Problem to solve: All of the data below must be repeated exactly.

>> BEGIN Task material

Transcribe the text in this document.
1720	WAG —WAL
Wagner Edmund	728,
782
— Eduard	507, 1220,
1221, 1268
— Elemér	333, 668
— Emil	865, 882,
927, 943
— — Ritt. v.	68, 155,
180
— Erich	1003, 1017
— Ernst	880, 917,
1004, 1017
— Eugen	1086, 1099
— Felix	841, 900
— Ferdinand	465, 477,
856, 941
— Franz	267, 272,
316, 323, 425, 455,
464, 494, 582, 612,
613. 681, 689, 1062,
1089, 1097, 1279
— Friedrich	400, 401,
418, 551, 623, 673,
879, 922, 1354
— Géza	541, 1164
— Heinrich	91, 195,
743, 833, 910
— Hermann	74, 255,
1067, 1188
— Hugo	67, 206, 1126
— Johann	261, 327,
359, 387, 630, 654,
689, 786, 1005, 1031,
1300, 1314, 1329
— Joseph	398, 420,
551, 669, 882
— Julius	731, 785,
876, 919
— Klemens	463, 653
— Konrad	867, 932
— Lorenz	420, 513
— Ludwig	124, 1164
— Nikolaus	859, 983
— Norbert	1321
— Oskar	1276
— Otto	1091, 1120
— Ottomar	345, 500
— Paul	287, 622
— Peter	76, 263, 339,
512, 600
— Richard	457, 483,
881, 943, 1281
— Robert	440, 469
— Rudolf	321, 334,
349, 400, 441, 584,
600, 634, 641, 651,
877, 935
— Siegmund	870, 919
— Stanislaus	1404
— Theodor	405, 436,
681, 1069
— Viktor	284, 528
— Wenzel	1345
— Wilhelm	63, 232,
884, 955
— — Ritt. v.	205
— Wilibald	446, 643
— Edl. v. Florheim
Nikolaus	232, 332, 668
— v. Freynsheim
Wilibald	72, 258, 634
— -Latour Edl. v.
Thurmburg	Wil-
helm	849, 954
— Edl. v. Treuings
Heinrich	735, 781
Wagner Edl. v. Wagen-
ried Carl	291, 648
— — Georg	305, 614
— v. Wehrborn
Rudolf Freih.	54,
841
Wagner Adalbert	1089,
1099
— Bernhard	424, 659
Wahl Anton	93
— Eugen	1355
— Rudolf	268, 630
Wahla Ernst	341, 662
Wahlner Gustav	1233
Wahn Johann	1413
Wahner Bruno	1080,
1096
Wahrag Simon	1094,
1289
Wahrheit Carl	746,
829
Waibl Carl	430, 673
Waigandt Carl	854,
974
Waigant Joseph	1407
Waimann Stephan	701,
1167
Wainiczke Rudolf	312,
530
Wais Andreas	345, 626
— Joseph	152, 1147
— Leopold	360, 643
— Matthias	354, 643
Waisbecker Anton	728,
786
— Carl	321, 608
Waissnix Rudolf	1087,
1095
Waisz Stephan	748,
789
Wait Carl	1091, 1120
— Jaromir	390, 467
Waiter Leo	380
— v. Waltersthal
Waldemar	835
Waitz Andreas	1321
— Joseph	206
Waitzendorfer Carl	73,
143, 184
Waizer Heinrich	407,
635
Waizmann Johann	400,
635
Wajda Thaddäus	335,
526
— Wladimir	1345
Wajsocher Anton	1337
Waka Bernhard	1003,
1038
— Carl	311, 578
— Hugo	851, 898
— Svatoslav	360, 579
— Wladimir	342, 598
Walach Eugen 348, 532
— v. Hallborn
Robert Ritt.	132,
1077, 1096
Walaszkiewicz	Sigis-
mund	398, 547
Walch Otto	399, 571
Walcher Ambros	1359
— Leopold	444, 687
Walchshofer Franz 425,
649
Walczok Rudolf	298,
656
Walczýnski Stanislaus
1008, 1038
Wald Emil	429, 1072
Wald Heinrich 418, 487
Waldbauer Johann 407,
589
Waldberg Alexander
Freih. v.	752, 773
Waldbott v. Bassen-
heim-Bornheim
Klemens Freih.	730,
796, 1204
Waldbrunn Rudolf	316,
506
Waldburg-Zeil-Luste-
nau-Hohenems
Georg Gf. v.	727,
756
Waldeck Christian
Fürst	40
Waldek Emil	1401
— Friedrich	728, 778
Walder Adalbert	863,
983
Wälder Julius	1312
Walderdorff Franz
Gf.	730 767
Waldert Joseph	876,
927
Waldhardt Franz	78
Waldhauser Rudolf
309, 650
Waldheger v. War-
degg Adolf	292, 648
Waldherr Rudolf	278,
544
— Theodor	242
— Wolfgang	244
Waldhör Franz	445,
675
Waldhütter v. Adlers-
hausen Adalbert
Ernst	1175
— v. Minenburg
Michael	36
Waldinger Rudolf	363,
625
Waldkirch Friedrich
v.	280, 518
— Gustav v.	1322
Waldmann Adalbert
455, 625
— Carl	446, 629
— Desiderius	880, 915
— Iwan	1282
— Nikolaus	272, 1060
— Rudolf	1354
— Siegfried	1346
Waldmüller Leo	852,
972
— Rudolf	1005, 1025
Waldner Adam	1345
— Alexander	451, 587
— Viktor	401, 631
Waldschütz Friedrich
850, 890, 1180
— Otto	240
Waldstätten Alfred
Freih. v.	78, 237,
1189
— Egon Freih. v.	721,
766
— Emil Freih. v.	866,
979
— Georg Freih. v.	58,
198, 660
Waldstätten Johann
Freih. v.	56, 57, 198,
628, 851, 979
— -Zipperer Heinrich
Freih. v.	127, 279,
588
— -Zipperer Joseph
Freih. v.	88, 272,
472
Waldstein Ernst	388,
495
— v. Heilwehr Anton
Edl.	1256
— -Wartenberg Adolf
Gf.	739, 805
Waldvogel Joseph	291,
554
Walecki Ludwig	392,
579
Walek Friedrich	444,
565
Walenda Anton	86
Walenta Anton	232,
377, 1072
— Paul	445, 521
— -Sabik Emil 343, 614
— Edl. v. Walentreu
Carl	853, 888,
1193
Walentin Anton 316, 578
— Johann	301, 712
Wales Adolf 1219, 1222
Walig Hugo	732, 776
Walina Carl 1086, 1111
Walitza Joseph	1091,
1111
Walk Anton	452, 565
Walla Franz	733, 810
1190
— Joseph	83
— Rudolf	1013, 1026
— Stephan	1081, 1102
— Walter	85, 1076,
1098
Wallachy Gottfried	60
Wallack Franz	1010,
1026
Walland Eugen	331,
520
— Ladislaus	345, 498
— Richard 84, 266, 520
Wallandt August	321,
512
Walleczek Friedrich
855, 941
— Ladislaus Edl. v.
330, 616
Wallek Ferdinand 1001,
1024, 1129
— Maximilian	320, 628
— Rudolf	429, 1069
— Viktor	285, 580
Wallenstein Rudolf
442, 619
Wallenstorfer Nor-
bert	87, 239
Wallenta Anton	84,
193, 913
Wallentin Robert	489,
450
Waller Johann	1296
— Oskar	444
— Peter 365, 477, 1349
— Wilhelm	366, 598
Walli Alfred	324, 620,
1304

>> END Task material

Answer to the task:
Transcribe the text in this document.
1720	WAG —WAL
Wagner Edmund	728,
782
— Eduard	507, 1220,
1221, 1268
— Elemér	333, 668
— Emil	865, 882,
927, 943
— — Ritt. v.	68, 155,
180
— Erich	1003, 1017
— Ernst	880, 917,
1004, 1017
— Eugen	1086, 1099
— Felix	841, 900
— Ferdinand	465, 477,
856, 941
— Franz	267, 272,
316, 323, 425, 455,
464, 494, 582, 612,
613. 681, 689, 1062,
1089, 1097, 1279
— Friedrich	400, 401,
418, 551, 623, 673,
879, 922, 1354
— Géza	541, 1164
— Heinrich	91, 195,
743, 833, 910
— Hermann	74, 255,
1067, 1188
— Hugo	67, 206, 1126
— Johann	261, 327,
359, 387, 630, 654,
689, 786, 1005, 1031,
1300, 1314, 1329
— Joseph	398, 420,
551, 669, 882
— Julius	731, 785,
876, 919
— Klemens	463, 653
— Konrad	867, 932
— Lorenz	420, 513
— Ludwig	124, 1164
— Nikolaus	859, 983
— Norbert	1321
— Oskar	1276
— Otto	1091, 1120
— Ottomar	345, 500
— Paul	287, 622
— Peter	76, 263, 339,
512, 600
— Richard	457, 483,
881, 943, 1281
— Robert	440, 469
— Rudolf	321, 334,
349, 400, 441, 584,
600, 634, 641, 651,
877, 935
— Siegmund	870, 919
— Stanislaus	1404
— Theodor	405, 436,
681, 1069
— Viktor	284, 528
— Wenzel	1345
— Wilhelm	63, 232,
884, 955
— — Ritt. v.	205
— Wilibald	446, 643
— Edl. v. Florheim
Nikolaus	232, 332, 668
— v. Freynsheim
Wilibald	72, 258, 634
— -Latour Edl. v.
Thurmburg	Wil-
helm	849, 954
— Edl. v. Treuings
Heinrich	735, 781
Wagner Edl. v. Wagen-
ried Carl	291, 648
— — Georg	305, 614
— v. Wehrborn
Rudolf Freih.	54,
841
Wagner Adalbert	1089,
1099
— Bernhard	424, 659
Wahl Anton	93
— Eugen	1355
— Rudolf	268, 630
Wahla Ernst	341, 662
Wahlner Gustav	1233
Wahn Johann	1413
Wahner Bruno	1080,
1096
Wahrag Simon	1094,
1289
Wahrheit Carl	746,
829
Waibl Carl	430, 673
Waigandt Carl	854,
974
Waigant Joseph	1407
Waimann Stephan	701,
1167
Wainiczke Rudolf	312,
530
Wais Andreas	345, 626
— Joseph	152, 1147
— Leopold	360, 643
— Matthias	354, 643
Waisbecker Anton	728,
786
— Carl	321, 608
Waissnix Rudolf	1087,
1095
Waisz Stephan	748,
789
Wait Carl	1091, 1120
— Jaromir	390, 467
Waiter Leo	380
— v. Waltersthal
Waldemar	835
Waitz Andreas	1321
— Joseph	206
Waitzendorfer Carl	73,
143, 184
Waizer Heinrich	407,
635
Waizmann Johann	400,
635
Wajda Thaddäus	335,
526
— Wladimir	1345
Wajsocher Anton	1337
Waka Bernhard	1003,
1038
— Carl	311, 578
— Hugo	851, 898
— Svatoslav	360, 579
— Wladimir	342, 598
Walach Eugen 348, 532
— v. Hallborn
Robert Ritt.	132,
1077, 1096
Walaszkiewicz	Sigis-
mund	398, 547
Walch Otto	399, 571
Walcher Ambros	1359
— Leopold	444, 687
Walchshofer Franz 425,
649
Walczok Rudolf	298,
656
Walczýnski Stanislaus
1008, 1038
Wald Emil	429, 1072
Wald Heinrich 418, 487
Waldbauer Johann 407,
589
Waldberg Alexander
Freih. v.	752, 773
Waldbott v. Bassen-
heim-Bornheim
Klemens Freih.	730,
796, 1204
Waldbrunn Rudolf	316,
506
Waldburg-Zeil-Luste-
nau-Hohenems
Georg Gf. v.	727,
756
Waldeck Christian
Fürst	40
Waldek Emil	1401
— Friedrich	728, 778
Walder Adalbert	863,
983
Wälder Julius	1312
Walderdorff Franz
Gf.	730 767
Waldert Joseph	876,
927
Waldhardt Franz	78
Waldhauser Rudolf
309, 650
Waldheger v. War-
degg Adolf	292, 648
Waldherr Rudolf	278,
544
— Theodor	242
— Wolfgang	244
Waldhör Franz	445,
675
Waldhütter v. Adlers-
hausen Adalbert
Ernst	1175
— v. Minenburg
Michael	36
Waldinger Rudolf	363,
625
Waldkirch Friedrich
v.	280, 518
— Gustav v.	1322
Waldmann Adalbert
455, 625
— Carl	446, 629
— Desiderius	880, 915
— Iwan	1282
— Nikolaus	272, 1060
— Rudolf	1354
— Siegfried	1346
Waldmüller Leo	852,
972
— Rudolf	1005, 1025
Waldner Adam	1345
— Alexander	451, 587
— Viktor	401, 631
Waldschütz Friedrich
850, 890, 1180
— Otto	240
Waldstätten Alfred
Freih. v.	78, 237,
1189
— Egon Freih. v.	721,
766
— Emil Freih. v.	866,
979
— Georg Freih. v.	58,
198, 660
Waldstätten Johann
Freih. v.	56, 57, 198,
628, 851, 979
— -Zipperer Heinrich
Freih. v.	127, 279,
588
— -Zipperer Joseph
Freih. v.	88, 272,
472
Waldstein Ernst	388,
495
— v. Heilwehr Anton
Edl.	1256
— -Wartenberg Adolf
Gf.	739, 805
Waldvogel Joseph	291,
554
Walecki Ludwig	392,
579
Walek Friedrich	444,
565
Walenda Anton	86
Walenta Anton	232,
377, 1072
— Paul	445, 521
— -Sabik Emil 343, 614
— Edl. v. Walentreu
Carl	853, 888,
1193
Walentin Anton 316, 578
— Johann	301, 712
Wales Adolf 1219, 1222
Walig Hugo	732, 776
Walina Carl 1086, 1111
Walitza Joseph	1091,
1111
Walk Anton	452, 565
Walla Franz	733, 810
1190
— Joseph	83
— Rudolf	1013, 1026
— Stephan	1081, 1102
— Walter	85, 1076,
1098
Wallachy Gottfried	60
Wallack Franz	1010,
1026
Walland Eugen	331,
520
— Ladislaus	345, 498
— Richard 84, 266, 520
Wallandt August	321,
512
Walleczek Friedrich
855, 941
— Ladislaus Edl. v.
330, 616
Wallek Ferdinand 1001,
1024, 1129
— Maximilian	320, 628
— Rudolf	429, 1069
— Viktor	285, 580
Wallenstein Rudolf
442, 619
Wallenstorfer Nor-
bert	87, 239
Wallenta Anton	84,
193, 913
Wallentin Robert	489,
450
Waller Johann	1296
— Oskar	444
— Peter 365, 477, 1349
— Wilhelm	366, 598
Walli Alfred	324, 620,
1304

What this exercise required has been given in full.